Problem: Write out all entries word for word.

%%

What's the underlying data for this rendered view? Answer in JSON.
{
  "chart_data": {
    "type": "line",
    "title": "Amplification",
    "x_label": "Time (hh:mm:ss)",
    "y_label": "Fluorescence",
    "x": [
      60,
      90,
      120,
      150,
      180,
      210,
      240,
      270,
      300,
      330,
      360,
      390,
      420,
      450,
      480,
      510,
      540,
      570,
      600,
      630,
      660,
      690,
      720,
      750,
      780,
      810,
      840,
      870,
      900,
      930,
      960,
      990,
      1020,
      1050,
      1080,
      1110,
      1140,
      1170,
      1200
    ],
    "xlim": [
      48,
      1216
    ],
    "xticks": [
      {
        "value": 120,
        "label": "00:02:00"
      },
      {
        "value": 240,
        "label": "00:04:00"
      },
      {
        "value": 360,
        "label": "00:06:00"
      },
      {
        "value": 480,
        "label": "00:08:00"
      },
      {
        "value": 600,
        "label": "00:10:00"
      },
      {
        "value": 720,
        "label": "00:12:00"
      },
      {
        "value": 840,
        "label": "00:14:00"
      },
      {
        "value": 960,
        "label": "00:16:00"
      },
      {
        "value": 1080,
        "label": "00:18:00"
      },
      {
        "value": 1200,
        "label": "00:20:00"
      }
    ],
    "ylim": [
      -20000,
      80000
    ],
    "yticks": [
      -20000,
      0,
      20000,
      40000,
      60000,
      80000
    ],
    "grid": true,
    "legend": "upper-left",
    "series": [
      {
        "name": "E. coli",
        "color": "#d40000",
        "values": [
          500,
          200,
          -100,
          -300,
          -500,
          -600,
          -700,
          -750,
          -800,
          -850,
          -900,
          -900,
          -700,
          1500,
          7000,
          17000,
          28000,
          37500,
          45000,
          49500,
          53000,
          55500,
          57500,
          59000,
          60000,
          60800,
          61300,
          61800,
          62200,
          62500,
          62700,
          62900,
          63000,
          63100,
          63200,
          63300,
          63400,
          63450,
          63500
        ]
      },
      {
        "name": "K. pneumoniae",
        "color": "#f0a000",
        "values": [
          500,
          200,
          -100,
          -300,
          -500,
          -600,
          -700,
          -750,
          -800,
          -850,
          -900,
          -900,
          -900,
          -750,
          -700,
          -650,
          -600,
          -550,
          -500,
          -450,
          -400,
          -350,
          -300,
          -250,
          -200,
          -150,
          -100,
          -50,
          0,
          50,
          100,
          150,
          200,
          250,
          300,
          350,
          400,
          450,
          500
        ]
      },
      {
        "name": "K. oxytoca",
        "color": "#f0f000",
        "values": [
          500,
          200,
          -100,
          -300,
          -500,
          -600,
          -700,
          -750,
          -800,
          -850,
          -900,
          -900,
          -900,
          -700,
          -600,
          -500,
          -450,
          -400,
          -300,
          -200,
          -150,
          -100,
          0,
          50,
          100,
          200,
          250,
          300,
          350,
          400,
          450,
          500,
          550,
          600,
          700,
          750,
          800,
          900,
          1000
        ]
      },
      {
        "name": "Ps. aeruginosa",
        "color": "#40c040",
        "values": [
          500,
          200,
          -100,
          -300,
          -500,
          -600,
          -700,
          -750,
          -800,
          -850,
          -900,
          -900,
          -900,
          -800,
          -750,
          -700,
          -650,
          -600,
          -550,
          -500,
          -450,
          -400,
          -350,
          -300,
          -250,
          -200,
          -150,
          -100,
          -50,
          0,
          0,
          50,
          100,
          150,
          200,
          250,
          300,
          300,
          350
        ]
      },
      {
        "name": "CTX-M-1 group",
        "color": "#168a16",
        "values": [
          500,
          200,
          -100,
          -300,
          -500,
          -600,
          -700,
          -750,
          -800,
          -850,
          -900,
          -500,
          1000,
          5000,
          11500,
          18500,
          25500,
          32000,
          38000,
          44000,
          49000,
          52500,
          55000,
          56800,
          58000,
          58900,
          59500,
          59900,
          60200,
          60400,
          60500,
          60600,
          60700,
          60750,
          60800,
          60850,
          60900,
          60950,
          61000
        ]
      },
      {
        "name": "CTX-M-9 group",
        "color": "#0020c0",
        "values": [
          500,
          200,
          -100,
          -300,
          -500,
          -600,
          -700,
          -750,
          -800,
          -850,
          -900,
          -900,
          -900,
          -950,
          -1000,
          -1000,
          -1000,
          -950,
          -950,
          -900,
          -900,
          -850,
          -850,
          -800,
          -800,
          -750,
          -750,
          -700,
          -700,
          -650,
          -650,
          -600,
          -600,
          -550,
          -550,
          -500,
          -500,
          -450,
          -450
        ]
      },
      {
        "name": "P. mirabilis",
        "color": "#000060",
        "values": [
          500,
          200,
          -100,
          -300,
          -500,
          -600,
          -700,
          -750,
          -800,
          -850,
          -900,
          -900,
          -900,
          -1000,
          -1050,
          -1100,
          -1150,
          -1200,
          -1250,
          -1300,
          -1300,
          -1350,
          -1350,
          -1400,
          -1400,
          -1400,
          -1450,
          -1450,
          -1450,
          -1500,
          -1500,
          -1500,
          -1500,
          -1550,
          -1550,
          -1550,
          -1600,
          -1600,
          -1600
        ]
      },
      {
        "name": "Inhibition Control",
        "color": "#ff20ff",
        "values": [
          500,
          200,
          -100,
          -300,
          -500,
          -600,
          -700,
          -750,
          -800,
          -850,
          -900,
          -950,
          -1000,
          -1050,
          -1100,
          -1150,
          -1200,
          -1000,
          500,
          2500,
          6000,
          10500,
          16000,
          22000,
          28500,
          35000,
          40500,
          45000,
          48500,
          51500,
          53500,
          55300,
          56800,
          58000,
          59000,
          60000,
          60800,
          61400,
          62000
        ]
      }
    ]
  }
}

%%

Answer to this problem:
What's the underlying data for this rendered view? Answer in JSON.
{
  "chart_data": {
    "type": "line",
    "title": "Amplification",
    "x_label": "Time (hh:mm:ss)",
    "y_label": "Fluorescence",
    "x": [
      60,
      90,
      120,
      150,
      180,
      210,
      240,
      270,
      300,
      330,
      360,
      390,
      420,
      450,
      480,
      510,
      540,
      570,
      600,
      630,
      660,
      690,
      720,
      750,
      780,
      810,
      840,
      870,
      900,
      930,
      960,
      990,
      1020,
      1050,
      1080,
      1110,
      1140,
      1170,
      1200
    ],
    "xlim": [
      48,
      1216
    ],
    "xticks": [
      {
        "value": 120,
        "label": "00:02:00"
      },
      {
        "value": 240,
        "label": "00:04:00"
      },
      {
        "value": 360,
        "label": "00:06:00"
      },
      {
        "value": 480,
        "label": "00:08:00"
      },
      {
        "value": 600,
        "label": "00:10:00"
      },
      {
        "value": 720,
        "label": "00:12:00"
      },
      {
        "value": 840,
        "label": "00:14:00"
      },
      {
        "value": 960,
        "label": "00:16:00"
      },
      {
        "value": 1080,
        "label": "00:18:00"
      },
      {
        "value": 1200,
        "label": "00:20:00"
      }
    ],
    "ylim": [
      -20000,
      80000
    ],
    "yticks": [
      -20000,
      0,
      20000,
      40000,
      60000,
      80000
    ],
    "grid": true,
    "legend": "upper-left",
    "series": [
      {
        "name": "E. coli",
        "color": "#d40000",
        "values": [
          500,
          200,
          -100,
          -300,
          -500,
          -600,
          -700,
          -750,
          -800,
          -850,
          -900,
          -900,
          -700,
          1500,
          7000,
          17000,
          28000,
          37500,
          45000,
          49500,
          53000,
          55500,
          57500,
          59000,
          60000,
          60800,
          61300,
          61800,
          62200,
          62500,
          62700,
          62900,
          63000,
          63100,
          63200,
          63300,
          63400,
          63450,
          63500
        ]
      },
      {
        "name": "K. pneumoniae",
        "color": "#f0a000",
        "values": [
          500,
          200,
          -100,
          -300,
          -500,
          -600,
          -700,
          -750,
          -800,
          -850,
          -900,
          -900,
          -900,
          -750,
          -700,
          -650,
          -600,
          -550,
          -500,
          -450,
          -400,
          -350,
          -300,
          -250,
          -200,
          -150,
          -100,
          -50,
          0,
          50,
          100,
          150,
          200,
          250,
          300,
          350,
          400,
          450,
          500
        ]
      },
      {
        "name": "K. oxytoca",
        "color": "#f0f000",
        "values": [
          500,
          200,
          -100,
          -300,
          -500,
          -600,
          -700,
          -750,
          -800,
          -850,
          -900,
          -900,
          -900,
          -700,
          -600,
          -500,
          -450,
          -400,
          -300,
          -200,
          -150,
          -100,
          0,
          50,
          100,
          200,
          250,
          300,
          350,
          400,
          450,
          500,
          550,
          600,
          700,
          750,
          800,
          900,
          1000
        ]
      },
      {
        "name": "Ps. aeruginosa",
        "color": "#40c040",
        "values": [
          500,
          200,
          -100,
          -300,
          -500,
          -600,
          -700,
          -750,
          -800,
          -850,
          -900,
          -900,
          -900,
          -800,
          -750,
          -700,
          -650,
          -600,
          -550,
          -500,
          -450,
          -400,
          -350,
          -300,
          -250,
          -200,
          -150,
          -100,
          -50,
          0,
          0,
          50,
          100,
          150,
          200,
          250,
          300,
          300,
          350
        ]
      },
      {
        "name": "CTX-M-1 group",
        "color": "#168a16",
        "values": [
          500,
          200,
          -100,
          -300,
          -500,
          -600,
          -700,
          -750,
          -800,
          -850,
          -900,
          -500,
          1000,
          5000,
          11500,
          18500,
          25500,
          32000,
          38000,
          44000,
          49000,
          52500,
          55000,
          56800,
          58000,
          58900,
          59500,
          59900,
          60200,
          60400,
          60500,
          60600,
          60700,
          60750,
          60800,
          60850,
          60900,
          60950,
          61000
        ]
      },
      {
        "name": "CTX-M-9 group",
        "color": "#0020c0",
        "values": [
          500,
          200,
          -100,
          -300,
          -500,
          -600,
          -700,
          -750,
          -800,
          -850,
          -900,
          -900,
          -900,
          -950,
          -1000,
          -1000,
          -1000,
          -950,
          -950,
          -900,
          -900,
          -850,
          -850,
          -800,
          -800,
          -750,
          -750,
          -700,
          -700,
          -650,
          -650,
          -600,
          -600,
          -550,
          -550,
          -500,
          -500,
          -450,
          -450
        ]
      },
      {
        "name": "P. mirabilis",
        "color": "#000060",
        "values": [
          500,
          200,
          -100,
          -300,
          -500,
          -600,
          -700,
          -750,
          -800,
          -850,
          -900,
          -900,
          -900,
          -1000,
          -1050,
          -1100,
          -1150,
          -1200,
          -1250,
          -1300,
          -1300,
          -1350,
          -1350,
          -1400,
          -1400,
          -1400,
          -1450,
          -1450,
          -1450,
          -1500,
          -1500,
          -1500,
          -1500,
          -1550,
          -1550,
          -1550,
          -1600,
          -1600,
          -1600
        ]
      },
      {
        "name": "Inhibition Control",
        "color": "#ff20ff",
        "values": [
          500,
          200,
          -100,
          -300,
          -500,
          -600,
          -700,
          -750,
          -800,
          -850,
          -900,
          -950,
          -1000,
          -1050,
          -1100,
          -1150,
          -1200,
          -1000,
          500,
          2500,
          6000,
          10500,
          16000,
          22000,
          28500,
          35000,
          40500,
          45000,
          48500,
          51500,
          53500,
          55300,
          56800,
          58000,
          59000,
          60000,
          60800,
          61400,
          62000
        ]
      }
    ]
  }
}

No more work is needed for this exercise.